STATED GOAL = Extract the rows from the one containing "stair-arrow (1252, 428, 1276, 560)" through the one containing "sofa (166, 82, 322, 182)", both included, and repeat them exactly.

EXCERPTED RECORDS =

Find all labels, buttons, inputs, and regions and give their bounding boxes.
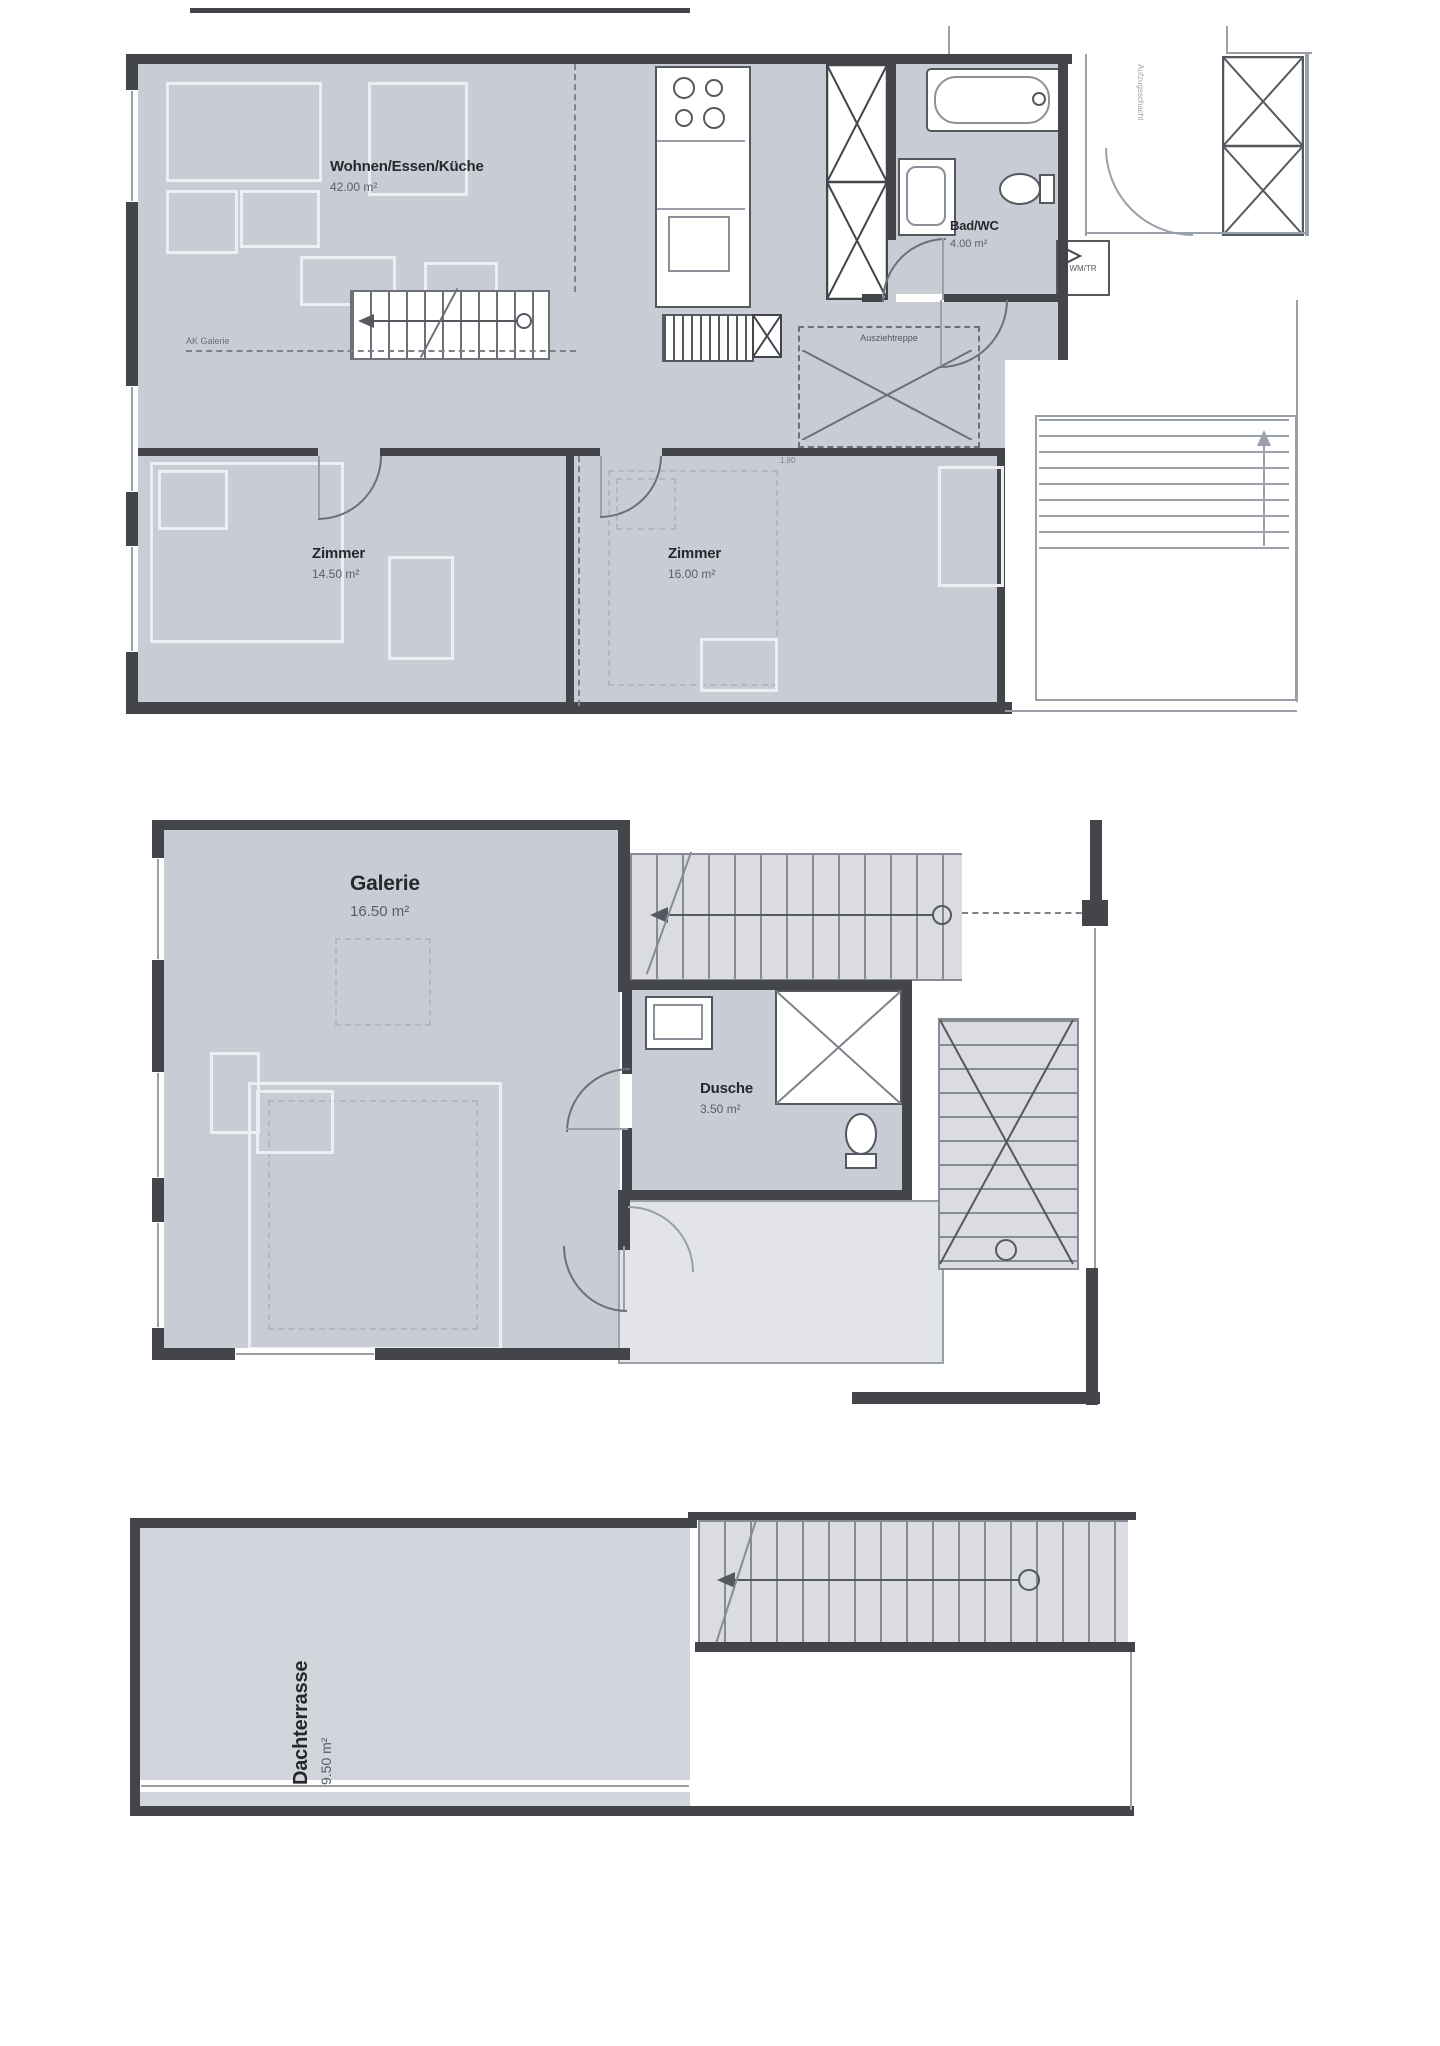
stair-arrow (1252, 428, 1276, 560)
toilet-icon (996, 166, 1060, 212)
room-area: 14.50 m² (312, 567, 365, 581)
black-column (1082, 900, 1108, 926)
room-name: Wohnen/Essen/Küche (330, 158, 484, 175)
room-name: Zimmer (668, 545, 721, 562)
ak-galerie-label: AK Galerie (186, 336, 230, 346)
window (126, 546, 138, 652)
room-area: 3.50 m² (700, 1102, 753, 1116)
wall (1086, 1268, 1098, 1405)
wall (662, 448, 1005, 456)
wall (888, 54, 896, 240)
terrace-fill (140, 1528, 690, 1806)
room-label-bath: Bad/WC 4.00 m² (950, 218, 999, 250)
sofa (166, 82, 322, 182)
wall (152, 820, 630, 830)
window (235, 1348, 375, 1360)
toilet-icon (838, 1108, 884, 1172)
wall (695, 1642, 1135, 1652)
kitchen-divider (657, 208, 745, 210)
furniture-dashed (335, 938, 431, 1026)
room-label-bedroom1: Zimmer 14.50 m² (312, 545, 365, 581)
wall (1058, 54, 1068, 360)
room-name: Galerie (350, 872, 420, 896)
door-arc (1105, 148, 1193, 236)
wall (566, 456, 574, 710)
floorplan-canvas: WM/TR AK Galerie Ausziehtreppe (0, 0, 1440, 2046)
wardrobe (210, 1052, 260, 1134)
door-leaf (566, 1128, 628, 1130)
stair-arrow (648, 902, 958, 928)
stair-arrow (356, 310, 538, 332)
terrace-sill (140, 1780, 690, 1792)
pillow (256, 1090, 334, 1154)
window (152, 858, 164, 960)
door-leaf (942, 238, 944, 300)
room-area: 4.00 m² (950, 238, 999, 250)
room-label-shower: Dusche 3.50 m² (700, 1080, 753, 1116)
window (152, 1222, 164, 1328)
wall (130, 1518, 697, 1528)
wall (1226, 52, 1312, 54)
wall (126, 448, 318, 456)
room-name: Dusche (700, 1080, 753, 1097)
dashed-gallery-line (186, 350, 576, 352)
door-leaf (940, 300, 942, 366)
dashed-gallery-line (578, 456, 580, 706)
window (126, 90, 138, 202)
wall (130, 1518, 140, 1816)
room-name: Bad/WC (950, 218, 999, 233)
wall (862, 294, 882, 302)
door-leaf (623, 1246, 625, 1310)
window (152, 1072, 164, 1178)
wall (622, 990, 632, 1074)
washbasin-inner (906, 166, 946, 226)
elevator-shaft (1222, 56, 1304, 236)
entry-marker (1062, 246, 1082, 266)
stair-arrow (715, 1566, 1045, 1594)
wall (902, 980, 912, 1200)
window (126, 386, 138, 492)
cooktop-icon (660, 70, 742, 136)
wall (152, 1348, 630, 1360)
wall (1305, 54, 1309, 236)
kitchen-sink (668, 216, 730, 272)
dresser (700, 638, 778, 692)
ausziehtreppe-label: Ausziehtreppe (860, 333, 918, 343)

WORKED SOLUTION =
stair-arrow (1252, 428, 1276, 560)
toilet-icon (996, 166, 1060, 212)
room-area: 14.50 m² (312, 567, 365, 581)
black-column (1082, 900, 1108, 926)
room-name: Wohnen/Essen/Küche (330, 158, 484, 175)
room-name: Zimmer (668, 545, 721, 562)
ak-galerie-label: AK Galerie (186, 336, 230, 346)
window (126, 546, 138, 652)
room-area: 3.50 m² (700, 1102, 753, 1116)
wall (1086, 1268, 1098, 1405)
wall (662, 448, 1005, 456)
wall (888, 54, 896, 240)
terrace-fill (140, 1528, 690, 1806)
room-label-bath: Bad/WC 4.00 m² (950, 218, 999, 250)
sofa (166, 82, 322, 182)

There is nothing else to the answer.